▶ Recorded data
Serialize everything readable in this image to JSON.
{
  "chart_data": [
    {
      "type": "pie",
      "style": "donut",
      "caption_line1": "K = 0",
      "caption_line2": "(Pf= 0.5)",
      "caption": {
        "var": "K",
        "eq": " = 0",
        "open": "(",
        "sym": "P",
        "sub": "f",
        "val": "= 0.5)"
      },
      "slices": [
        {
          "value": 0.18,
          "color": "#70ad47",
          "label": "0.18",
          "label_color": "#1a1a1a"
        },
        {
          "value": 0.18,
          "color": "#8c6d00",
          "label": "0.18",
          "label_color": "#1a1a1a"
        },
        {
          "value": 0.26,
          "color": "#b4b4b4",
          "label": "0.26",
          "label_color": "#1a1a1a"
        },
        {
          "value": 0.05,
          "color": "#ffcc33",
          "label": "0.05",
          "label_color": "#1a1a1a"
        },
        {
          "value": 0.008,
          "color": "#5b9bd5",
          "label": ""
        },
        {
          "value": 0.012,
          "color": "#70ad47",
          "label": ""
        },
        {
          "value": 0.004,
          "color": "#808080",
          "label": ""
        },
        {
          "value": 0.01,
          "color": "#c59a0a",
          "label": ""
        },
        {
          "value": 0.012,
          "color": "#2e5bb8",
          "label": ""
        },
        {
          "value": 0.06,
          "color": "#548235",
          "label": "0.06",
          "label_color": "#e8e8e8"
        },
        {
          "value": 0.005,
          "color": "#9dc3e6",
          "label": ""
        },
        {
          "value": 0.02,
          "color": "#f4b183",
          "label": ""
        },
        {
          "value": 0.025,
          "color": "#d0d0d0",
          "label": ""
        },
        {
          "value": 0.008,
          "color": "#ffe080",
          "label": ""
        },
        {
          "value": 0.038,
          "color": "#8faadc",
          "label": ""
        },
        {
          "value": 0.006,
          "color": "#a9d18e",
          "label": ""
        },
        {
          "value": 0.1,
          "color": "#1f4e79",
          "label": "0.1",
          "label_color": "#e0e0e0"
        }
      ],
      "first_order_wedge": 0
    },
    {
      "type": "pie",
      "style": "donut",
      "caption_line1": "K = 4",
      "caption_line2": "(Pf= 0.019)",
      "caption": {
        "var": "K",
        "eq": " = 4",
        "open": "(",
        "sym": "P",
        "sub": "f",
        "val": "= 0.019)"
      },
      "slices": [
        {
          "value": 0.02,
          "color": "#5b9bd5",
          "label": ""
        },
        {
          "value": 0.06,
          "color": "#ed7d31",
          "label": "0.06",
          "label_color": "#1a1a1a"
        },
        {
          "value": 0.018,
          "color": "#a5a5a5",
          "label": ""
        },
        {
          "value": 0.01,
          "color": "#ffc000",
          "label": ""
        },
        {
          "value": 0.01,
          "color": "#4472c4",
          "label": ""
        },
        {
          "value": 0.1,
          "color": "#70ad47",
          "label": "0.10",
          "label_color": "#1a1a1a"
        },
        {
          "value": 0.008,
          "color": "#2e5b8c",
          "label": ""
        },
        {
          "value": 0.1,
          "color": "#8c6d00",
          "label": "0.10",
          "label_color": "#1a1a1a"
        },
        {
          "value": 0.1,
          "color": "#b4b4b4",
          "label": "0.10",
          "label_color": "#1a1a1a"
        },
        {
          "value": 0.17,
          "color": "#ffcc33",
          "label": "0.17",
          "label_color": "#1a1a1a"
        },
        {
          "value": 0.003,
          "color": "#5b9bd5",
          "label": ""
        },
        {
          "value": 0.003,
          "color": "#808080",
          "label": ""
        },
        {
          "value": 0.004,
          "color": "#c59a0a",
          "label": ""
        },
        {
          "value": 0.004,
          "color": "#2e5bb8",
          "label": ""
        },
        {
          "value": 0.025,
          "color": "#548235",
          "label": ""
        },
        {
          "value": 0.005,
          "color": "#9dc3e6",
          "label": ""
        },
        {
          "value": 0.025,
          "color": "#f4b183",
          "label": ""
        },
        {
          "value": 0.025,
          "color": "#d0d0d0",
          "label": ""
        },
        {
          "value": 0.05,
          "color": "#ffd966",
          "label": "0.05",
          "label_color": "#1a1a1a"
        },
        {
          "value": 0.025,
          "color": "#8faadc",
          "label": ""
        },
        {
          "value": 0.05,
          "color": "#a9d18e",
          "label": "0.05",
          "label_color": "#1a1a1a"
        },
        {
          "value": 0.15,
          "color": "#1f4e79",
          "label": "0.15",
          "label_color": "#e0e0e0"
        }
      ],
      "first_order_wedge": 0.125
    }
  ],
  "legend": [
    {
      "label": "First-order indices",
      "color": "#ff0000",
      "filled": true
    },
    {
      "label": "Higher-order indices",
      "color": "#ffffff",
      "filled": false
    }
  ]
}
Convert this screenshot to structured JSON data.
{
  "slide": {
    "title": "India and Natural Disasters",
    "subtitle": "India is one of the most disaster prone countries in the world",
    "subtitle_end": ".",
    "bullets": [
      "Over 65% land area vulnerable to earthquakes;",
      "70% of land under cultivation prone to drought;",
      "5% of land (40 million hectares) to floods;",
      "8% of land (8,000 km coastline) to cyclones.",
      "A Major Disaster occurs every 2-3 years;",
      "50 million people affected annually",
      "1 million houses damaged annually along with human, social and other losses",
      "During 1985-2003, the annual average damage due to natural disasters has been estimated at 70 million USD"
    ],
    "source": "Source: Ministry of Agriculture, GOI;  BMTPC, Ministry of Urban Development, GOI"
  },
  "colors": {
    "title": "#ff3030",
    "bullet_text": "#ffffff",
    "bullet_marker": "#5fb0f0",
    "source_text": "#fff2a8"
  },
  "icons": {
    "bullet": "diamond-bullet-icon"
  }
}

▶ What you are asked to do
Count every line in the data that contains the word "indices", then give that count and nothing else.

▶ Solution to this task
2